• _Problem to solve_
Reproduce the records below exactly as they appear, omitting any pictures they contain.

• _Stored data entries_
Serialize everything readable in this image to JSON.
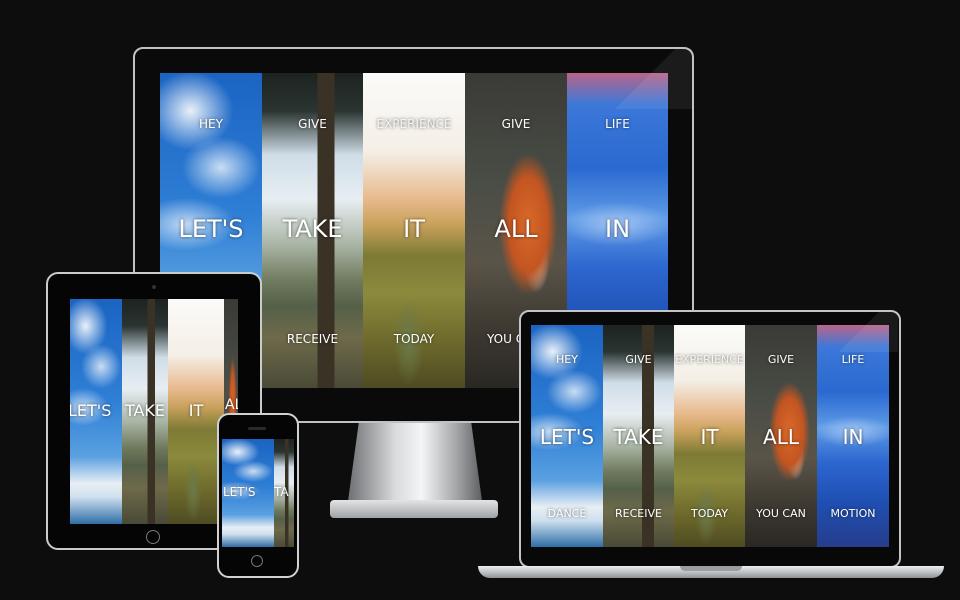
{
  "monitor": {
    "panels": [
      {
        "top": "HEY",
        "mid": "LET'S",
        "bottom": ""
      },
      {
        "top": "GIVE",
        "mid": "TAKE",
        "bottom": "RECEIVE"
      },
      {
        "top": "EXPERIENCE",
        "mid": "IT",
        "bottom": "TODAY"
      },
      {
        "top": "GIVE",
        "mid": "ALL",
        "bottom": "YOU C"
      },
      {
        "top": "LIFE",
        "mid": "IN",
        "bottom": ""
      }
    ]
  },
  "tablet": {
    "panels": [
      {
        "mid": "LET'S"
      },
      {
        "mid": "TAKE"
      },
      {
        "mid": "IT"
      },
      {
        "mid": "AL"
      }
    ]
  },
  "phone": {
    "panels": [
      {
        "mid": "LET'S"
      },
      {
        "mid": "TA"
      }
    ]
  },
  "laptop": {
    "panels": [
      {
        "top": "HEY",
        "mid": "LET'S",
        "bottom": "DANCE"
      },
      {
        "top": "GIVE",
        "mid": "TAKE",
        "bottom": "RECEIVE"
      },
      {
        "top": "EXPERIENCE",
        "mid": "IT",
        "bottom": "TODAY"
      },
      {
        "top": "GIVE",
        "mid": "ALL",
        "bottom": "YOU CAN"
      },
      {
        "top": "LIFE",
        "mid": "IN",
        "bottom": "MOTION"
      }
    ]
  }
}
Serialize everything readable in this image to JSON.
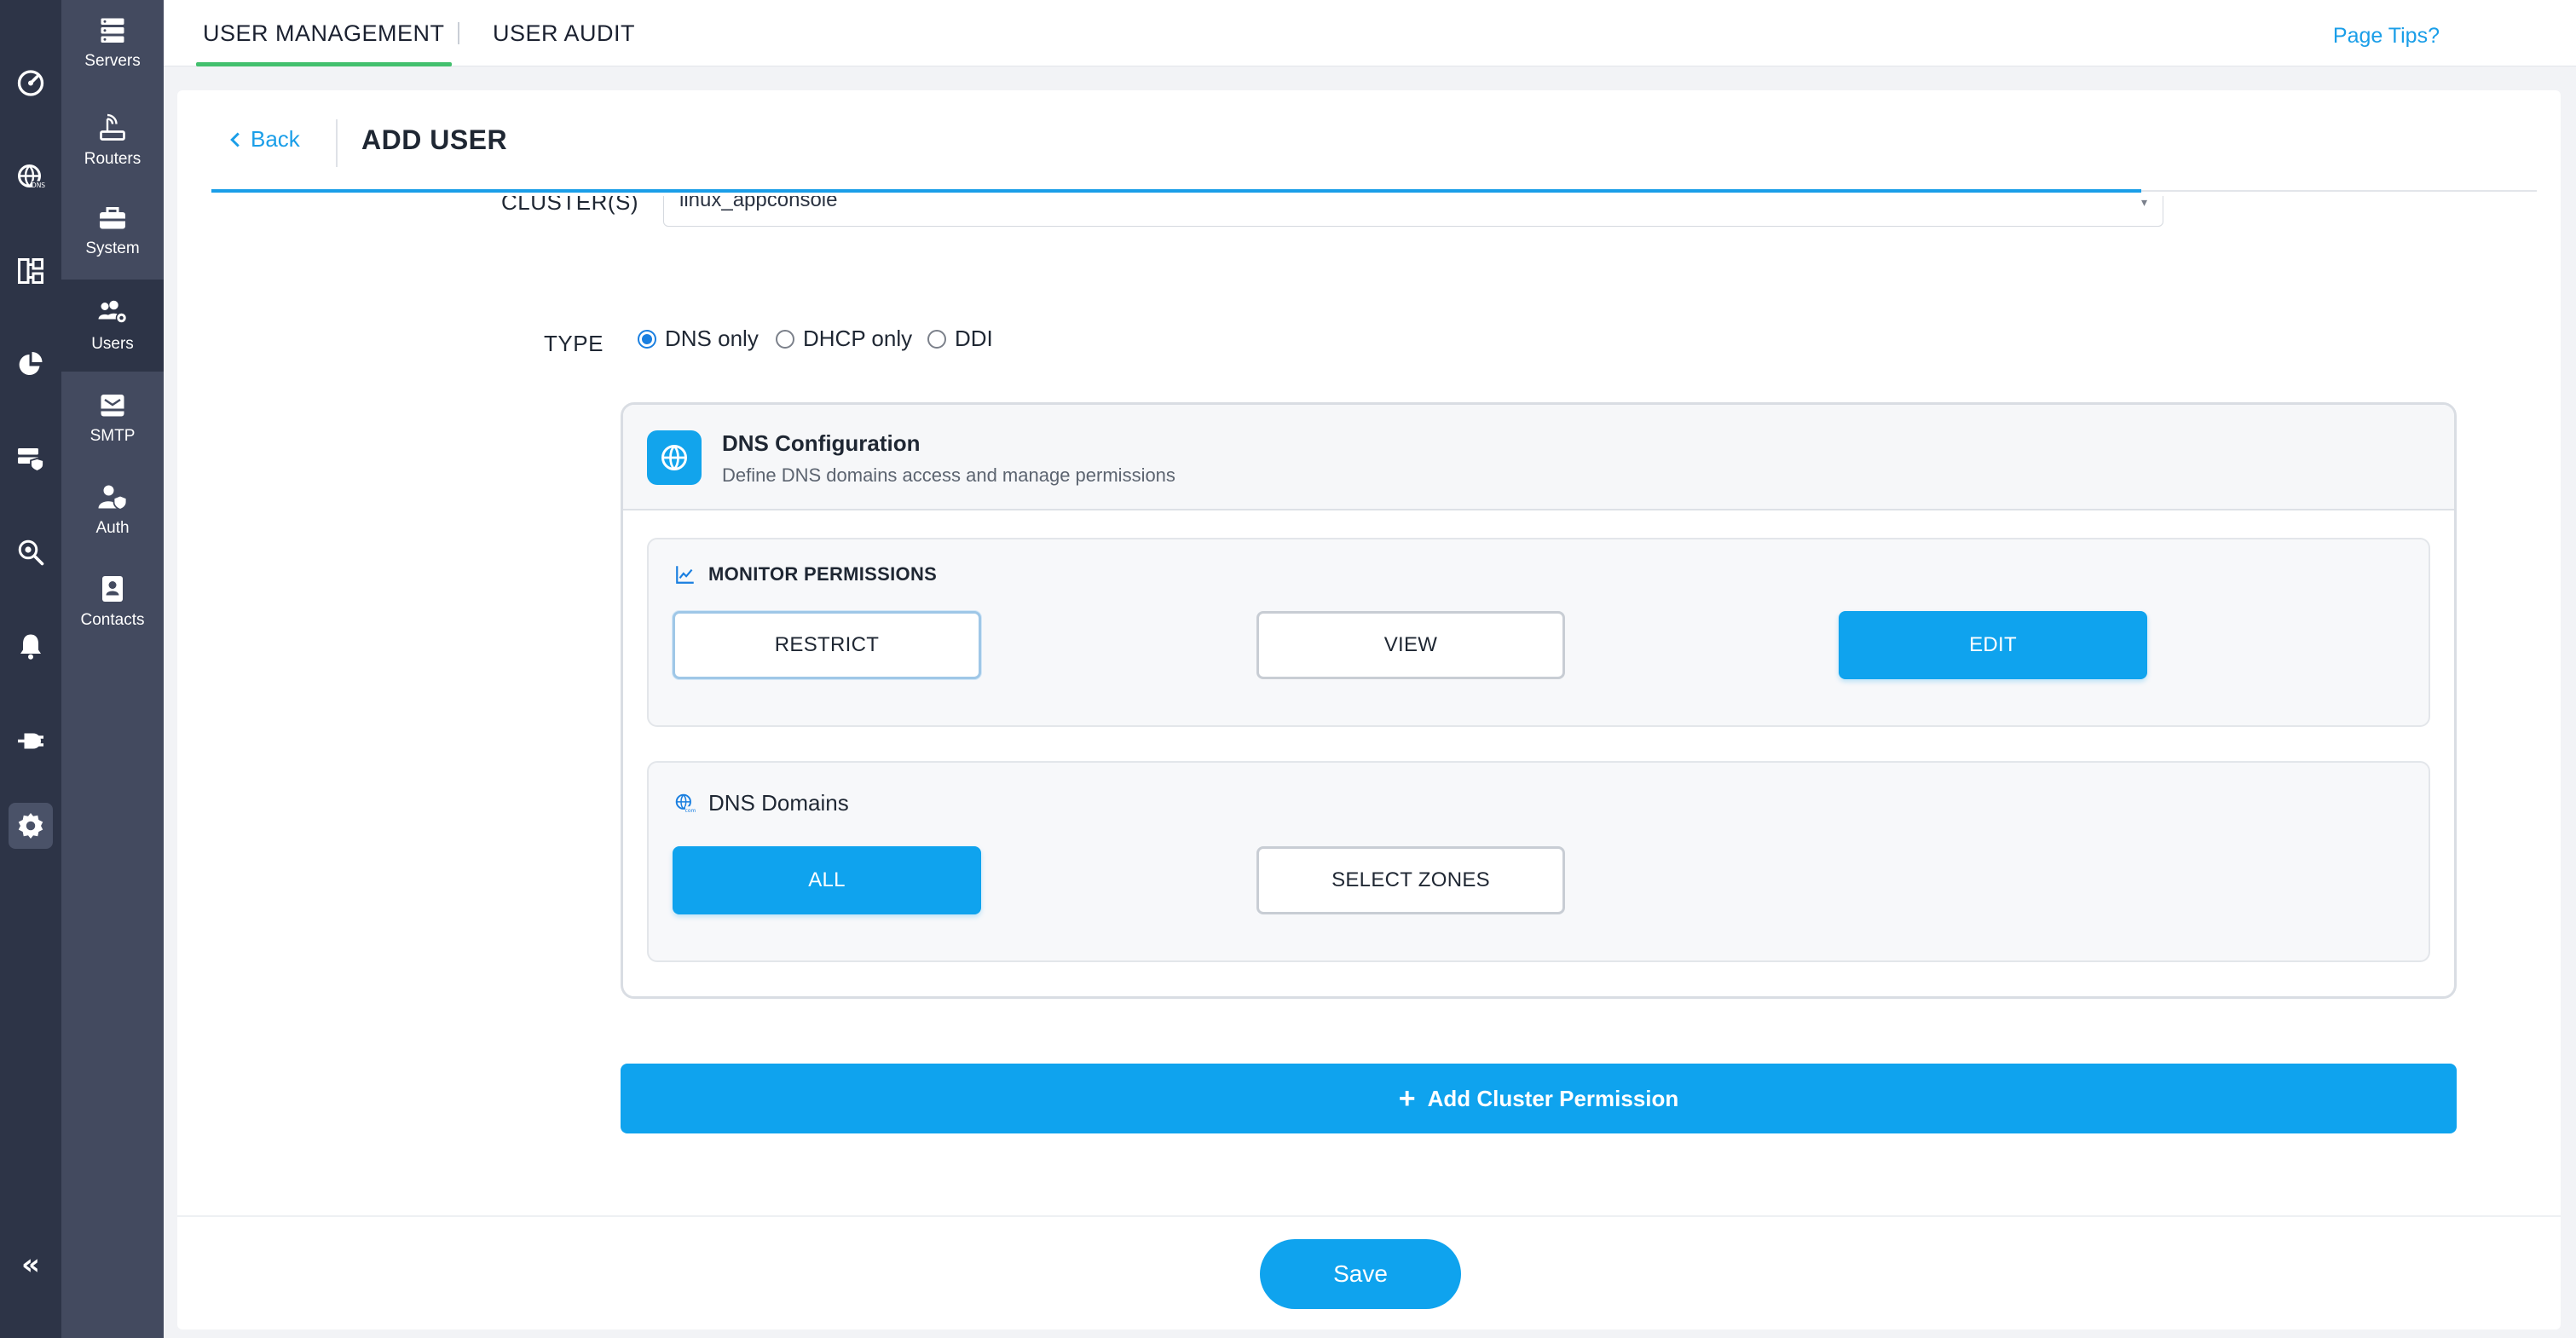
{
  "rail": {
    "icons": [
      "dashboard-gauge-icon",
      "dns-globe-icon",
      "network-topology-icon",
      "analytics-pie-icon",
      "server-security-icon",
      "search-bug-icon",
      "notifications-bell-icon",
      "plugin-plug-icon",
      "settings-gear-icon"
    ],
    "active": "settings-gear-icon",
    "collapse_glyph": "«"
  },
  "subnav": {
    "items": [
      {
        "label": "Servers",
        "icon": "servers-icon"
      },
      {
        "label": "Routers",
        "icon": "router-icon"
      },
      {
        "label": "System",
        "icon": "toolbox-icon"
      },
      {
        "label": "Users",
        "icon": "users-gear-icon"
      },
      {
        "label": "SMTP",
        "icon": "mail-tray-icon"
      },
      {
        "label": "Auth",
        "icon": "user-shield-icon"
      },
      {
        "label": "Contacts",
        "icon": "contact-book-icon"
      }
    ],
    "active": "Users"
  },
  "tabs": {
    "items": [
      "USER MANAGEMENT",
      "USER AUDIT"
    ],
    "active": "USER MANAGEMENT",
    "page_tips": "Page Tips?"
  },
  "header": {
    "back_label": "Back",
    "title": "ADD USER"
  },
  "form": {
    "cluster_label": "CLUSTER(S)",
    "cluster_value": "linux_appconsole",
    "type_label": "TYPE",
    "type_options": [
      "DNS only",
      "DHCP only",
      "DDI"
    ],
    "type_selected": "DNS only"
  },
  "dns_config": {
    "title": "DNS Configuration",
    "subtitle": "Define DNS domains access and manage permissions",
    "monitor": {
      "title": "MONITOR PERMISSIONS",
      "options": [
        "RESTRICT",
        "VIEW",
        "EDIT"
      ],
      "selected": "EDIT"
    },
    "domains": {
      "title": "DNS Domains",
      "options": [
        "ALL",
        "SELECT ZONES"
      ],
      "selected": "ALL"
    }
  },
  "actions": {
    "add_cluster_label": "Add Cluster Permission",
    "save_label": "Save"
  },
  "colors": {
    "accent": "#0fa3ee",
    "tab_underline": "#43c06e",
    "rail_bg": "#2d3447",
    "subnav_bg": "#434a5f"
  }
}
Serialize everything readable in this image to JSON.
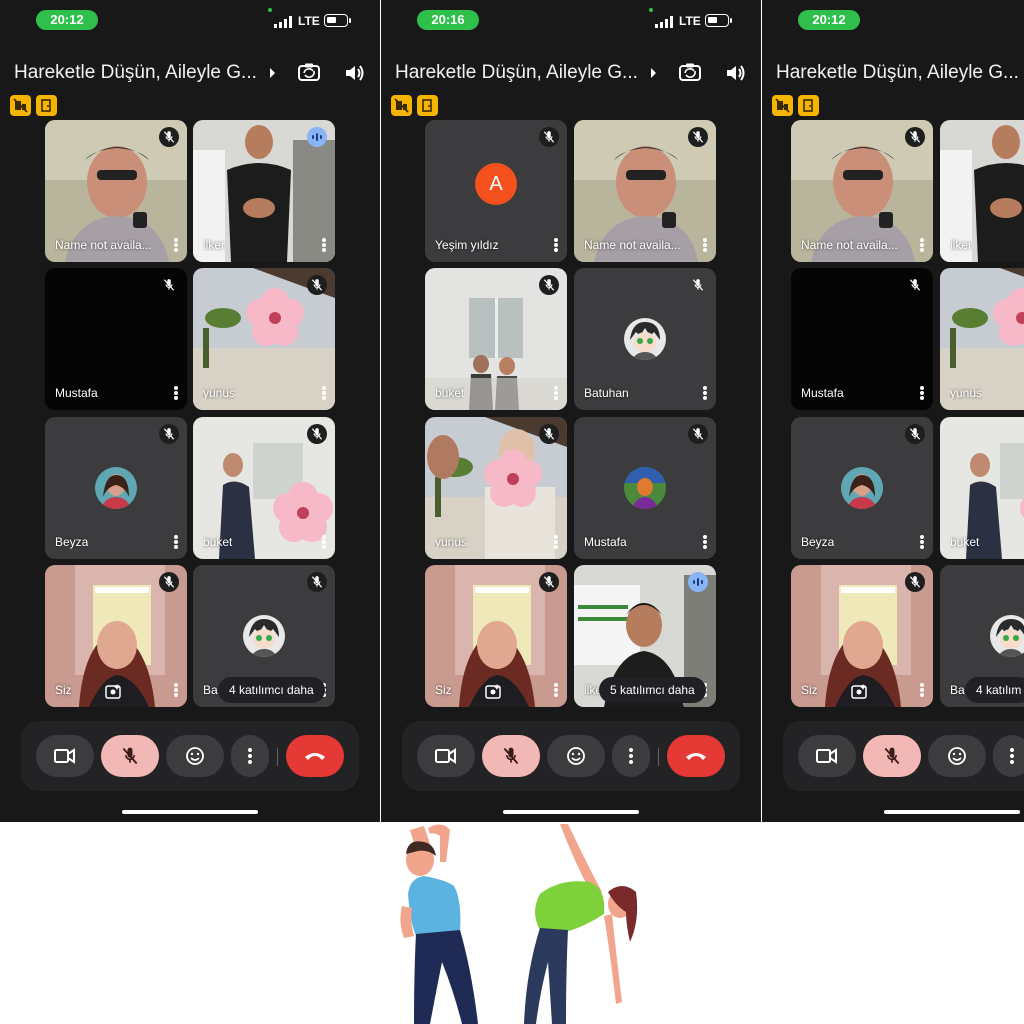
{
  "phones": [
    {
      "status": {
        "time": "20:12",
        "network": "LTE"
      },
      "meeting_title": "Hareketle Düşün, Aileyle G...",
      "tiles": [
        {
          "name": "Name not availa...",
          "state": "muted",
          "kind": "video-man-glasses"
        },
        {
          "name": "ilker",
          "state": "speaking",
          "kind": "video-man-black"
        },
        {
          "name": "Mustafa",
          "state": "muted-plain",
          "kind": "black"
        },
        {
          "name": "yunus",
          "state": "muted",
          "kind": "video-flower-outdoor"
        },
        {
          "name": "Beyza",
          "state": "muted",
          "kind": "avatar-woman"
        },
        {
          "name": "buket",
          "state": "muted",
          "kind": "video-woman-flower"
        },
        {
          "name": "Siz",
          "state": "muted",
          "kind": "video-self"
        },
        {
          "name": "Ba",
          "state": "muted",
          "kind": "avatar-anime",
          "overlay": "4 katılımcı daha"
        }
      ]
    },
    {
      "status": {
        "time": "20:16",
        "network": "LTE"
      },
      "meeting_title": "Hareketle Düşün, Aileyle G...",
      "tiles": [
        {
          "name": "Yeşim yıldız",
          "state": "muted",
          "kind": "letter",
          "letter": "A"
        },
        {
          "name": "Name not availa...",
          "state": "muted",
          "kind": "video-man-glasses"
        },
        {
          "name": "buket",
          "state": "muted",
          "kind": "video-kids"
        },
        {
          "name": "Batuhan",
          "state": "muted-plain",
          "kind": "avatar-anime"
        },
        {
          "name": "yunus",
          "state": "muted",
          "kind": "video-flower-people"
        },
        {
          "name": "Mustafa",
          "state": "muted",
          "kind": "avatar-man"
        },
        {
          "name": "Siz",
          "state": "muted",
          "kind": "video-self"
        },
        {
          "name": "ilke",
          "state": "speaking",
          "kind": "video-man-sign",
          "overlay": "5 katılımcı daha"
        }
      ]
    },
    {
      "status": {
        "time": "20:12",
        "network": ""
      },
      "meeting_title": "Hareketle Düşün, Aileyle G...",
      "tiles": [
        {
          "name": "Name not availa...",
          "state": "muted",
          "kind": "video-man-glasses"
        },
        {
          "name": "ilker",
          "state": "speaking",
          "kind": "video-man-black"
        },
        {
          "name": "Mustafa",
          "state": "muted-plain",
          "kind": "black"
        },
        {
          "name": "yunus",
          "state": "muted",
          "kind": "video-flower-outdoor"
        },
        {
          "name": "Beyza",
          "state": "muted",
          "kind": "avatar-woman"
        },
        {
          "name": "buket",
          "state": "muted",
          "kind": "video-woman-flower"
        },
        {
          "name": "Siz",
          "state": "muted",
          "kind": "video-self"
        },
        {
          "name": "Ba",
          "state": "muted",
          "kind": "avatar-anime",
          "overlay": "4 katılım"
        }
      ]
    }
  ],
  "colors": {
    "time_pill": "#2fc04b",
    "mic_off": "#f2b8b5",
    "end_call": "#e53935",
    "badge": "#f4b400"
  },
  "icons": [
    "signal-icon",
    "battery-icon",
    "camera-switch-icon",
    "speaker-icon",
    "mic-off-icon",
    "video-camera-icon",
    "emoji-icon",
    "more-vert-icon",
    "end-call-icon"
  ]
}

• _The solution_
Serialize everything readable in this image to JSON.
{
  "monitor": {
    "panels": [
      {
        "top": "HEY",
        "mid": "LET'S",
        "bottom": ""
      },
      {
        "top": "GIVE",
        "mid": "TAKE",
        "bottom": "RECEIVE"
      },
      {
        "top": "EXPERIENCE",
        "mid": "IT",
        "bottom": "TODAY"
      },
      {
        "top": "GIVE",
        "mid": "ALL",
        "bottom": "YOU C"
      },
      {
        "top": "LIFE",
        "mid": "IN",
        "bottom": ""
      }
    ]
  },
  "tablet": {
    "panels": [
      {
        "mid": "LET'S"
      },
      {
        "mid": "TAKE"
      },
      {
        "mid": "IT"
      },
      {
        "mid": "AL"
      }
    ]
  },
  "phone": {
    "panels": [
      {
        "mid": "LET'S"
      },
      {
        "mid": "TA"
      }
    ]
  },
  "laptop": {
    "panels": [
      {
        "top": "HEY",
        "mid": "LET'S",
        "bottom": "DANCE"
      },
      {
        "top": "GIVE",
        "mid": "TAKE",
        "bottom": "RECEIVE"
      },
      {
        "top": "EXPERIENCE",
        "mid": "IT",
        "bottom": "TODAY"
      },
      {
        "top": "GIVE",
        "mid": "ALL",
        "bottom": "YOU CAN"
      },
      {
        "top": "LIFE",
        "mid": "IN",
        "bottom": "MOTION"
      }
    ]
  }
}
Serialize everything readable in this image to JSON.
{
  "rail": {
    "icons": [
      "dashboard-gauge-icon",
      "dns-globe-icon",
      "network-topology-icon",
      "analytics-pie-icon",
      "server-security-icon",
      "search-bug-icon",
      "notifications-bell-icon",
      "plugin-plug-icon",
      "settings-gear-icon"
    ],
    "active": "settings-gear-icon",
    "collapse_glyph": "«"
  },
  "subnav": {
    "items": [
      {
        "label": "Servers",
        "icon": "servers-icon"
      },
      {
        "label": "Routers",
        "icon": "router-icon"
      },
      {
        "label": "System",
        "icon": "toolbox-icon"
      },
      {
        "label": "Users",
        "icon": "users-gear-icon"
      },
      {
        "label": "SMTP",
        "icon": "mail-tray-icon"
      },
      {
        "label": "Auth",
        "icon": "user-shield-icon"
      },
      {
        "label": "Contacts",
        "icon": "contact-book-icon"
      }
    ],
    "active": "Users"
  },
  "tabs": {
    "items": [
      "USER MANAGEMENT",
      "USER AUDIT"
    ],
    "active": "USER MANAGEMENT",
    "page_tips": "Page Tips?"
  },
  "header": {
    "back_label": "Back",
    "title": "ADD USER"
  },
  "form": {
    "cluster_label": "CLUSTER(S)",
    "cluster_value": "linux_appconsole",
    "type_label": "TYPE",
    "type_options": [
      "DNS only",
      "DHCP only",
      "DDI"
    ],
    "type_selected": "DNS only"
  },
  "dns_config": {
    "title": "DNS Configuration",
    "subtitle": "Define DNS domains access and manage permissions",
    "monitor": {
      "title": "MONITOR PERMISSIONS",
      "options": [
        "RESTRICT",
        "VIEW",
        "EDIT"
      ],
      "selected": "EDIT"
    },
    "domains": {
      "title": "DNS Domains",
      "options": [
        "ALL",
        "SELECT ZONES"
      ],
      "selected": "ALL"
    }
  },
  "actions": {
    "add_cluster_label": "Add Cluster Permission",
    "save_label": "Save"
  },
  "colors": {
    "accent": "#0fa3ee",
    "tab_underline": "#43c06e",
    "rail_bg": "#2d3447",
    "subnav_bg": "#434a5f"
  }
}
Serialize everything readable in this image to JSON.
{
  "phones": [
    {
      "status": {
        "time": "20:12",
        "network": "LTE"
      },
      "meeting_title": "Hareketle Düşün, Aileyle G...",
      "tiles": [
        {
          "name": "Name not availa...",
          "state": "muted",
          "kind": "video-man-glasses"
        },
        {
          "name": "ilker",
          "state": "speaking",
          "kind": "video-man-black"
        },
        {
          "name": "Mustafa",
          "state": "muted-plain",
          "kind": "black"
        },
        {
          "name": "yunus",
          "state": "muted",
          "kind": "video-flower-outdoor"
        },
        {
          "name": "Beyza",
          "state": "muted",
          "kind": "avatar-woman"
        },
        {
          "name": "buket",
          "state": "muted",
          "kind": "video-woman-flower"
        },
        {
          "name": "Siz",
          "state": "muted",
          "kind": "video-self"
        },
        {
          "name": "Ba",
          "state": "muted",
          "kind": "avatar-anime",
          "overlay": "4 katılımcı daha"
        }
      ]
    },
    {
      "status": {
        "time": "20:16",
        "network": "LTE"
      },
      "meeting_title": "Hareketle Düşün, Aileyle G...",
      "tiles": [
        {
          "name": "Yeşim yıldız",
          "state": "muted",
          "kind": "letter",
          "letter": "A"
        },
        {
          "name": "Name not availa...",
          "state": "muted",
          "kind": "video-man-glasses"
        },
        {
          "name": "buket",
          "state": "muted",
          "kind": "video-kids"
        },
        {
          "name": "Batuhan",
          "state": "muted-plain",
          "kind": "avatar-anime"
        },
        {
          "name": "yunus",
          "state": "muted",
          "kind": "video-flower-people"
        },
        {
          "name": "Mustafa",
          "state": "muted",
          "kind": "avatar-man"
        },
        {
          "name": "Siz",
          "state": "muted",
          "kind": "video-self"
        },
        {
          "name": "ilke",
          "state": "speaking",
          "kind": "video-man-sign",
          "overlay": "5 katılımcı daha"
        }
      ]
    },
    {
      "status": {
        "time": "20:12",
        "network": ""
      },
      "meeting_title": "Hareketle Düşün, Aileyle G...",
      "tiles": [
        {
          "name": "Name not availa...",
          "state": "muted",
          "kind": "video-man-glasses"
        },
        {
          "name": "ilker",
          "state": "speaking",
          "kind": "video-man-black"
        },
        {
          "name": "Mustafa",
          "state": "muted-plain",
          "kind": "black"
        },
        {
          "name": "yunus",
          "state": "muted",
          "kind": "video-flower-outdoor"
        },
        {
          "name": "Beyza",
          "state": "muted",
          "kind": "avatar-woman"
        },
        {
          "name": "buket",
          "state": "muted",
          "kind": "video-woman-flower"
        },
        {
          "name": "Siz",
          "state": "muted",
          "kind": "video-self"
        },
        {
          "name": "Ba",
          "state": "muted",
          "kind": "avatar-anime",
          "overlay": "4 katılım"
        }
      ]
    }
  ],
  "colors": {
    "time_pill": "#2fc04b",
    "mic_off": "#f2b8b5",
    "end_call": "#e53935",
    "badge": "#f4b400"
  },
  "icons": [
    "signal-icon",
    "battery-icon",
    "camera-switch-icon",
    "speaker-icon",
    "mic-off-icon",
    "video-camera-icon",
    "emoji-icon",
    "more-vert-icon",
    "end-call-icon"
  ]
}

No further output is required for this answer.